### [Requirement]
Check each line of the material below for "Bearing", then copy the ones that contain it.

### [Records provided]
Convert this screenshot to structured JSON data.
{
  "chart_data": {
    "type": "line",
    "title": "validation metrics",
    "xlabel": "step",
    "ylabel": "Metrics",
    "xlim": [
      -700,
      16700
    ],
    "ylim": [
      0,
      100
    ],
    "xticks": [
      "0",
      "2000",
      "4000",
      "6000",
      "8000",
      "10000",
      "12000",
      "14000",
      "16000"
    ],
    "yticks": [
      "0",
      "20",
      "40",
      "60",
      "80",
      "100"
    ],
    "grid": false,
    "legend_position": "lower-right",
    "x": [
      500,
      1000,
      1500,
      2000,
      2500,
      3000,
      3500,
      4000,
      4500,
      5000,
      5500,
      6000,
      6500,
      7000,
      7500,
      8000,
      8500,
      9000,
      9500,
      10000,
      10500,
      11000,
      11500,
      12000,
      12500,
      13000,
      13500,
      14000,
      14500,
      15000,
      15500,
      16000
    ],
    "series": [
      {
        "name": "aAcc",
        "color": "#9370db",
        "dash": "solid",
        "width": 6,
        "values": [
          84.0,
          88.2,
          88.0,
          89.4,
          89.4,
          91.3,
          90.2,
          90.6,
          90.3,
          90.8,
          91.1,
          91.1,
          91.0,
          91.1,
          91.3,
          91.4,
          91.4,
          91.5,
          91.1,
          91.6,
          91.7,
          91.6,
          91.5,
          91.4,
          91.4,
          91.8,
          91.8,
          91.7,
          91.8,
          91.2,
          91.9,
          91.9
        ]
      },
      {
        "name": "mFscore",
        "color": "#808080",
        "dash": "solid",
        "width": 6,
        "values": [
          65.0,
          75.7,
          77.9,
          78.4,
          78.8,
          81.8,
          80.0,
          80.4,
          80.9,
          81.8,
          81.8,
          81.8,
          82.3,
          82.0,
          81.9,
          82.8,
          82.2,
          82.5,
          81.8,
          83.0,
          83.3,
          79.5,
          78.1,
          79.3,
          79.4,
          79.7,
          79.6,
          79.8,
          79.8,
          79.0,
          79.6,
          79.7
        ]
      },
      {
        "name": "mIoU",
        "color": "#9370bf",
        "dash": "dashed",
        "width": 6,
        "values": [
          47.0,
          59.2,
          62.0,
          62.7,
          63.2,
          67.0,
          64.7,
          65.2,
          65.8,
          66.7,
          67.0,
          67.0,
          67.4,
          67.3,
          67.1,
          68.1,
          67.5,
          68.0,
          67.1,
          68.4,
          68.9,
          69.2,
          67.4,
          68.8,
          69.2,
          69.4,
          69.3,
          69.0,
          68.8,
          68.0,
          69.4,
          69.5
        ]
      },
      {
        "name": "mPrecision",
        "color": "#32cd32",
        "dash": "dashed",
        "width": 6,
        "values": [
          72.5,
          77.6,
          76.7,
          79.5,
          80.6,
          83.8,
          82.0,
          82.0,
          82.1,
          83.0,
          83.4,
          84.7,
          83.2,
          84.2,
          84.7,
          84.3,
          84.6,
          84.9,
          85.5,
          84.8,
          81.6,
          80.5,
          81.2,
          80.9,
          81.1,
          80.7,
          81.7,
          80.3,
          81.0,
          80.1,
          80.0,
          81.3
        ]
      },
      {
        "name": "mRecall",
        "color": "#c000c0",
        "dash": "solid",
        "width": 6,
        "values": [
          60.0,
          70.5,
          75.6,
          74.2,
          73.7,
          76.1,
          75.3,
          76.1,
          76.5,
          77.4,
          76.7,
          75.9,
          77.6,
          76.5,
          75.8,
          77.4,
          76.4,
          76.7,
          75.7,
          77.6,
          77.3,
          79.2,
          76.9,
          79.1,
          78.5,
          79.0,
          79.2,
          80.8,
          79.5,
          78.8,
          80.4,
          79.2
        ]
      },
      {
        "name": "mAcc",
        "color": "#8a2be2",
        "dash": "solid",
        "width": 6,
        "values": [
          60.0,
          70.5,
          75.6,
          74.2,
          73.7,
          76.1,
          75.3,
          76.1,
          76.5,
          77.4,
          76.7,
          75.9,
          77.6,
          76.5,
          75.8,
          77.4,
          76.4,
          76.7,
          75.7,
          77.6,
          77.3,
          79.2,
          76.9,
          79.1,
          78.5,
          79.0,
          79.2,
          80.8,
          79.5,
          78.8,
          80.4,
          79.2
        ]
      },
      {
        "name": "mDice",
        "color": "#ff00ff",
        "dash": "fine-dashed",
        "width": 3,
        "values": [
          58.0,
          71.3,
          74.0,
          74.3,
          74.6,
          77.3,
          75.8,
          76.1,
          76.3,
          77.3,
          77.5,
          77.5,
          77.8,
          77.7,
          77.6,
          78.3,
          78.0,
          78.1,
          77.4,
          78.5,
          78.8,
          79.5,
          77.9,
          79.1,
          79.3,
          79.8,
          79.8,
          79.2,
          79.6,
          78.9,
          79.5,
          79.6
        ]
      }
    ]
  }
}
--
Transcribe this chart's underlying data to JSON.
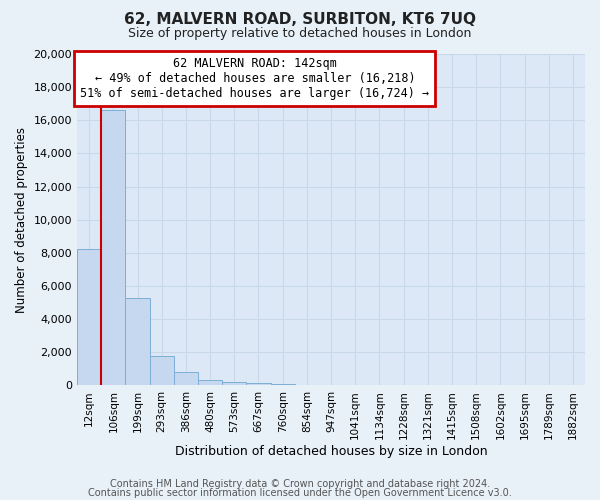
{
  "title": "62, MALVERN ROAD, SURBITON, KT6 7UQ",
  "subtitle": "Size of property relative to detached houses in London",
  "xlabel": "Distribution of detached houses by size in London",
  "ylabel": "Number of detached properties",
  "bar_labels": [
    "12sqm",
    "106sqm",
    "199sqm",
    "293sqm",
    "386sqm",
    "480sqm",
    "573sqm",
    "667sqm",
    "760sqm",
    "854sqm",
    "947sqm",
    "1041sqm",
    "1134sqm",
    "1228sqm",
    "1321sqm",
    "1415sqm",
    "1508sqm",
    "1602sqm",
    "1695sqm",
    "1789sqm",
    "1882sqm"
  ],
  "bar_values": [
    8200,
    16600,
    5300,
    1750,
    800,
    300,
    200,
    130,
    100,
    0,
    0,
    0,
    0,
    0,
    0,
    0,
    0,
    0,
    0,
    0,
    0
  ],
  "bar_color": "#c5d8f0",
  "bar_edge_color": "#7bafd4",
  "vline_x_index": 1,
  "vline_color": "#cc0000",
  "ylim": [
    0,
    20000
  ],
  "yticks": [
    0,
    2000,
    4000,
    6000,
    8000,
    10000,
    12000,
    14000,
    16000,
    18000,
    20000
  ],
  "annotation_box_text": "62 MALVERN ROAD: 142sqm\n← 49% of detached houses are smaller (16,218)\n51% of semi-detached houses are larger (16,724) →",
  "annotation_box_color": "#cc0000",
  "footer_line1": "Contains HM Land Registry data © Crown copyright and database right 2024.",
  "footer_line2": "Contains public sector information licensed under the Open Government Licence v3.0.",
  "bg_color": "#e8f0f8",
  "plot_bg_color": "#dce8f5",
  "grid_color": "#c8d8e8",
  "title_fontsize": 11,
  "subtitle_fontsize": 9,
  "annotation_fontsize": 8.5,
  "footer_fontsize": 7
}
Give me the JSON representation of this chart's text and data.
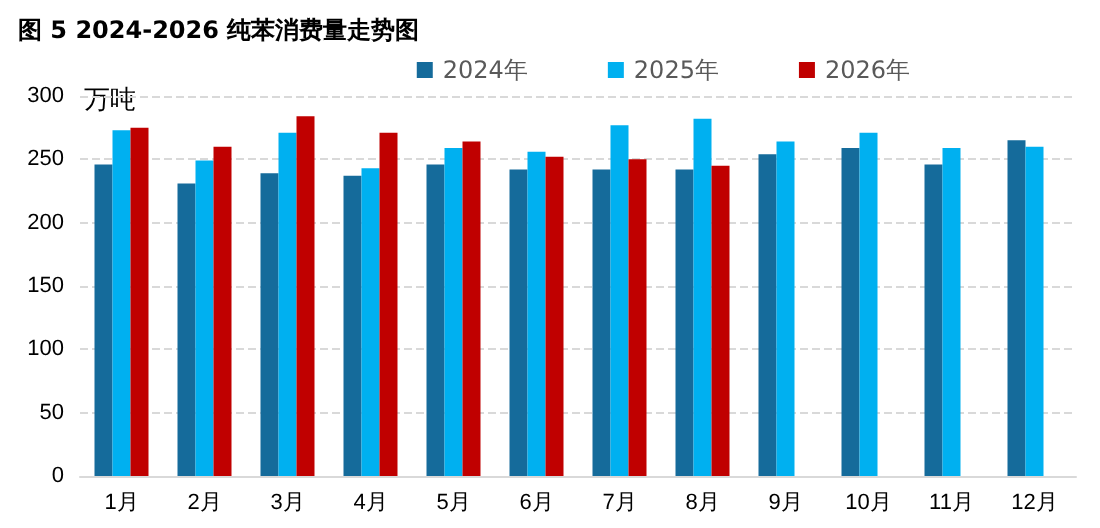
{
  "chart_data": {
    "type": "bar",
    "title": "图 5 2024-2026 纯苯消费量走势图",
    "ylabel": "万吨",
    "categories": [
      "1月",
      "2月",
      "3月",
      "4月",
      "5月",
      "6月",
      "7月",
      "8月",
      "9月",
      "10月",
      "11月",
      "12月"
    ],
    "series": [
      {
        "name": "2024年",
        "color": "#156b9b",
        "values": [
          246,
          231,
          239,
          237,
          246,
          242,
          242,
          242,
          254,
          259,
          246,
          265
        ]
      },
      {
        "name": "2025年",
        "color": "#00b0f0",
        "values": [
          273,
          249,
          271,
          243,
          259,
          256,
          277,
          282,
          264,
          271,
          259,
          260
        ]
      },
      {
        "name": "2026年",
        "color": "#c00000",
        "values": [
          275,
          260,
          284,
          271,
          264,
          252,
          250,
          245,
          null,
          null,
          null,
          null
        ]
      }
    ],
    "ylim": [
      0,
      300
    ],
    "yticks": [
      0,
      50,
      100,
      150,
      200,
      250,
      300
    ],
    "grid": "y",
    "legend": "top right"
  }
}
--
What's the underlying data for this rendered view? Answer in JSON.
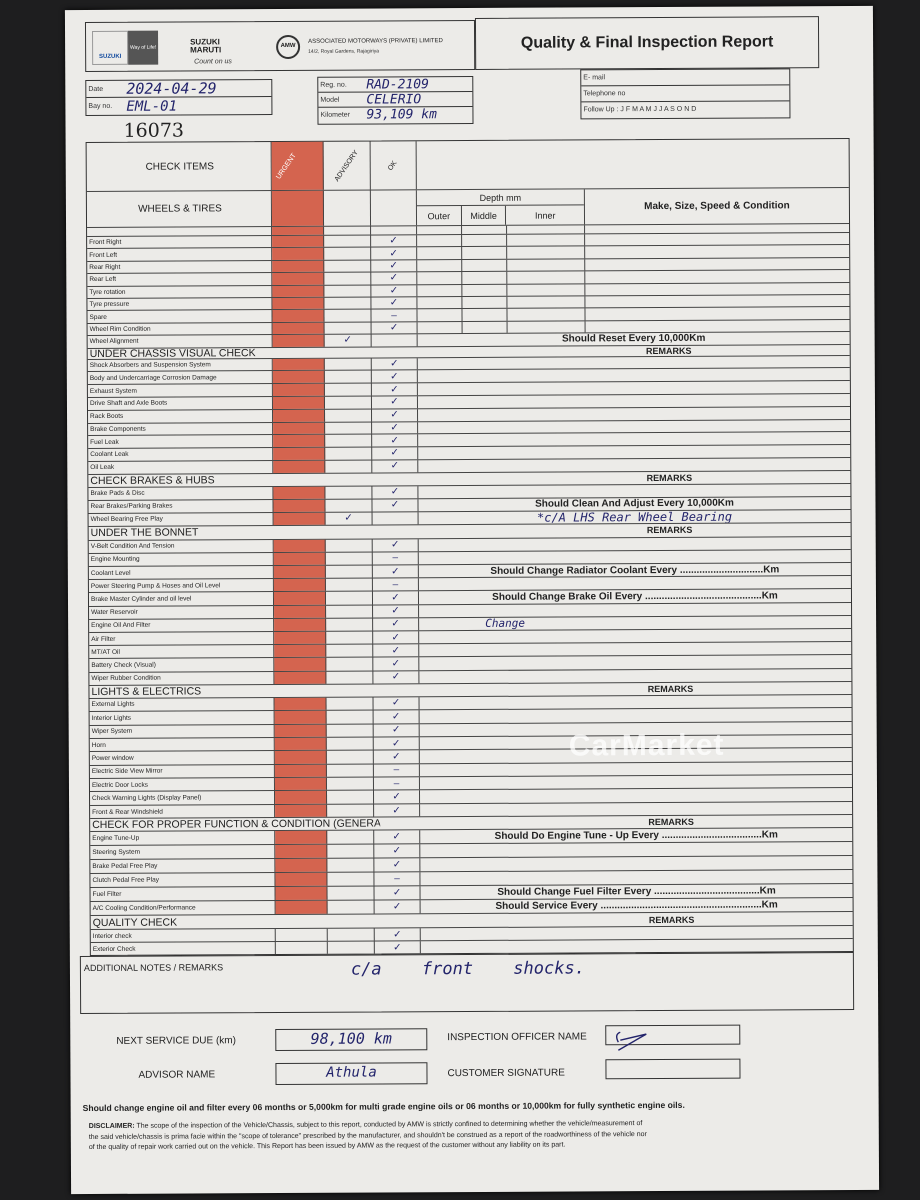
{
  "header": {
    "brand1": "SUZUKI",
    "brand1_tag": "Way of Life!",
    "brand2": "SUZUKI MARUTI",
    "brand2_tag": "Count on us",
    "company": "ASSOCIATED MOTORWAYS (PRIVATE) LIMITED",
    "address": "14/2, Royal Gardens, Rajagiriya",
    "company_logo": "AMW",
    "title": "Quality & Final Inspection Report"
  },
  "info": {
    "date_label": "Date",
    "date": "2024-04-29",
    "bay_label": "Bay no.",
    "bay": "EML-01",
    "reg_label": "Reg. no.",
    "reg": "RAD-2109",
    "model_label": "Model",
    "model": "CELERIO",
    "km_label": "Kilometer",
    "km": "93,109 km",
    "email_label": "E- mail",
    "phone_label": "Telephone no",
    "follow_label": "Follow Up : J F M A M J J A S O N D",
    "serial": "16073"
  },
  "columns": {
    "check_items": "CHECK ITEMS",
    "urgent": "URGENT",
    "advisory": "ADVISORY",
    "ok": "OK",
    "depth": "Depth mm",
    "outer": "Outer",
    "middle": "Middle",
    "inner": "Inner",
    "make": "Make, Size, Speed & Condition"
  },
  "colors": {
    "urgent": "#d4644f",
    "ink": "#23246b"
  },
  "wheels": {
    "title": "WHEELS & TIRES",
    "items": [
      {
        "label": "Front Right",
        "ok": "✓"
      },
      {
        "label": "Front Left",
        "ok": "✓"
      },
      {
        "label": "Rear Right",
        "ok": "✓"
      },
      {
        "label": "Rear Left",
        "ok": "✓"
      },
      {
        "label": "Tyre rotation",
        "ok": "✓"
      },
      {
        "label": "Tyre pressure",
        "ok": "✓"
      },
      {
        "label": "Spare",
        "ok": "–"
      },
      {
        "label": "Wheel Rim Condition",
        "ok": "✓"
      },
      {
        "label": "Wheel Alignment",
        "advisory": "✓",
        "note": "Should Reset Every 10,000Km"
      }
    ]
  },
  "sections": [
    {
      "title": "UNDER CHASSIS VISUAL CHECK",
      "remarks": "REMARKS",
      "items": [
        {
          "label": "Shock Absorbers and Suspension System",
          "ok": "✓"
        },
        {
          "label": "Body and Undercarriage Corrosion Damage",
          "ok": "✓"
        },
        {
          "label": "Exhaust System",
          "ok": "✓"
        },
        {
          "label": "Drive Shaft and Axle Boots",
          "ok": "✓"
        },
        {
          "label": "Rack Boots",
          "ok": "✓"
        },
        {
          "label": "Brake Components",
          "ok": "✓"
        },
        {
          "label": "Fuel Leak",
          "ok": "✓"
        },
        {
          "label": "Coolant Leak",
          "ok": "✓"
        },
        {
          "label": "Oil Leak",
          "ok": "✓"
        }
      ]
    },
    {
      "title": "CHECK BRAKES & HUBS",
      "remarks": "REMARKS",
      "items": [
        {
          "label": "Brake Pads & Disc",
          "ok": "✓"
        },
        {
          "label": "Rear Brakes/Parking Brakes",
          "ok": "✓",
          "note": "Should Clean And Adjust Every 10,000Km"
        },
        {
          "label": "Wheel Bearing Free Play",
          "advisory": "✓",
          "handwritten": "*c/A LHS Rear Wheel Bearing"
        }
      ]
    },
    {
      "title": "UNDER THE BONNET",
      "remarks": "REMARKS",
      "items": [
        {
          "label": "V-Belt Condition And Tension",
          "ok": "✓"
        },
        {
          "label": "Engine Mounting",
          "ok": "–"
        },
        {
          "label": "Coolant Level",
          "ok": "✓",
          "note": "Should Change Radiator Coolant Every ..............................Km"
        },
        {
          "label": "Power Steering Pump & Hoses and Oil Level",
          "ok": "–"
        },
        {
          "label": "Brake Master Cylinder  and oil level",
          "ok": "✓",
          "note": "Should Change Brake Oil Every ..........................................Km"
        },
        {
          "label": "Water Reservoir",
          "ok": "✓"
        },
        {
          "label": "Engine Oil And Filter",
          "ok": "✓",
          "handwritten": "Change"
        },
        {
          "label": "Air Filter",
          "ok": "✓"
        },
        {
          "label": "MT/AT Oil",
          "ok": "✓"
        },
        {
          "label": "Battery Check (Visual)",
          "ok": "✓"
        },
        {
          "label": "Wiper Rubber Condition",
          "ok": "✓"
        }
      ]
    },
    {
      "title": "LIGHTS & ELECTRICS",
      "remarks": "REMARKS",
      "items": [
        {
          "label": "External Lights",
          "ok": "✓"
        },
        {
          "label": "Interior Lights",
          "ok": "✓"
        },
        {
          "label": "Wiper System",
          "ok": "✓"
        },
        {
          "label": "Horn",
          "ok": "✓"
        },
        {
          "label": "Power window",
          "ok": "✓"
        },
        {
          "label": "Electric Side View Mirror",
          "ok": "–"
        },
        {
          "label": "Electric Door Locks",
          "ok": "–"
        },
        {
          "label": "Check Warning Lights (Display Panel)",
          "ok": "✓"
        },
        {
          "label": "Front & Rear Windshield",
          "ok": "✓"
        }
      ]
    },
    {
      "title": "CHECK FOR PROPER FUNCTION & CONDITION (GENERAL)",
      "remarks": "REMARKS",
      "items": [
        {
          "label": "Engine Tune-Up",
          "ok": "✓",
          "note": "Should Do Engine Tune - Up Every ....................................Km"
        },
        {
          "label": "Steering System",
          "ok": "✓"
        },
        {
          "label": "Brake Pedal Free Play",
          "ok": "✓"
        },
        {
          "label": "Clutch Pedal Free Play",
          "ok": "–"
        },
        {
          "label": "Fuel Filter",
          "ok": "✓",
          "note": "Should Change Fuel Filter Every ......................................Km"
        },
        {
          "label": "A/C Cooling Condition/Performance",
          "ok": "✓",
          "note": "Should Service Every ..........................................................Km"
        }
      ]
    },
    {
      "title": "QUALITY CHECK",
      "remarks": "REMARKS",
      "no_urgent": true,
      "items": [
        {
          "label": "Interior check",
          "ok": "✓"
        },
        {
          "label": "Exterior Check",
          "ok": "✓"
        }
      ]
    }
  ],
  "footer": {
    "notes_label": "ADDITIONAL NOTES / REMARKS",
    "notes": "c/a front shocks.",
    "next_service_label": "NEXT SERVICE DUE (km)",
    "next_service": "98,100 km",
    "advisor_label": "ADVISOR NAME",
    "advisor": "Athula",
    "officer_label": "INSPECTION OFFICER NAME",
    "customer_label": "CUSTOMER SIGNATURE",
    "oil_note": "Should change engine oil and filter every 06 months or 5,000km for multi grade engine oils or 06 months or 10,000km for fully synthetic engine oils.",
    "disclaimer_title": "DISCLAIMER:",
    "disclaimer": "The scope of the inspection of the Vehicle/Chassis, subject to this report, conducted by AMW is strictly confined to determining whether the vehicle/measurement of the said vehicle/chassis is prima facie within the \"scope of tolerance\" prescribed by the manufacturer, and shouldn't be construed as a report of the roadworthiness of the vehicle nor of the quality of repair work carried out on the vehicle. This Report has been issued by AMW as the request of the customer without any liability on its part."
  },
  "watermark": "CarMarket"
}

### [Output for this task]
          "label": "Wheel Bearing Free Play",
          "handwritten": "*c/A LHS Rear Wheel Bearing"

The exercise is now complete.